What to do: Write out all lines holding the word "pracodawcy".

********************

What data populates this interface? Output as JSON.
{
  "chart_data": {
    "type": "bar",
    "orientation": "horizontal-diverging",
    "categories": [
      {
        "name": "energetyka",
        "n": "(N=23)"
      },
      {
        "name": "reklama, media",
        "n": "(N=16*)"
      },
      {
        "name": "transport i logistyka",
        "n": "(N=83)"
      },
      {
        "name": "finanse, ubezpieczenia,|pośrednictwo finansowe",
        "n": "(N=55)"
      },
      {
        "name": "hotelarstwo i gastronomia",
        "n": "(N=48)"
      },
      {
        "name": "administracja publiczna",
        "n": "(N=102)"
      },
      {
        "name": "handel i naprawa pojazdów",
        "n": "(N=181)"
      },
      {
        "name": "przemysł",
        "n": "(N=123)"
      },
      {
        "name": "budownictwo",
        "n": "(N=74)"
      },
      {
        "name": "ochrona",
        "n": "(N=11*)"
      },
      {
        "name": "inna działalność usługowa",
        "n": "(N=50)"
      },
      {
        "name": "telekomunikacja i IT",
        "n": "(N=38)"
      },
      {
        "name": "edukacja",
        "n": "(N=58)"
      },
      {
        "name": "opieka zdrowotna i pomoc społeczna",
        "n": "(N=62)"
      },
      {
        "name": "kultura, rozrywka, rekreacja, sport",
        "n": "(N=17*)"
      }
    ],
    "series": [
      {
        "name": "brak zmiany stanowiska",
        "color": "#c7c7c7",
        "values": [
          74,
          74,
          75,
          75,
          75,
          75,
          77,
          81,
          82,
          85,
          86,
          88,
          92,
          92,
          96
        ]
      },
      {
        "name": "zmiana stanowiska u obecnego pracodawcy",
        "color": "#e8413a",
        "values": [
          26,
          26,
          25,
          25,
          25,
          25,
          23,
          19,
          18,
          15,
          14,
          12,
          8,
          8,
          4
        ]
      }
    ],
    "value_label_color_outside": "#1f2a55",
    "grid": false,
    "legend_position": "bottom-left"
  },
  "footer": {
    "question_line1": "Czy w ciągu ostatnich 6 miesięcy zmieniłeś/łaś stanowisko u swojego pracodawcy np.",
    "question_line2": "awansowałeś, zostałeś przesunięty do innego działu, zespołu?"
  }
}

********************

In response:
        "name": "zmiana stanowiska u obecnego pracodawcy",
    "question_line1": "Czy w ciągu ostatnich 6 miesięcy zmieniłeś/łaś stanowisko u swojego pracodawcy np.",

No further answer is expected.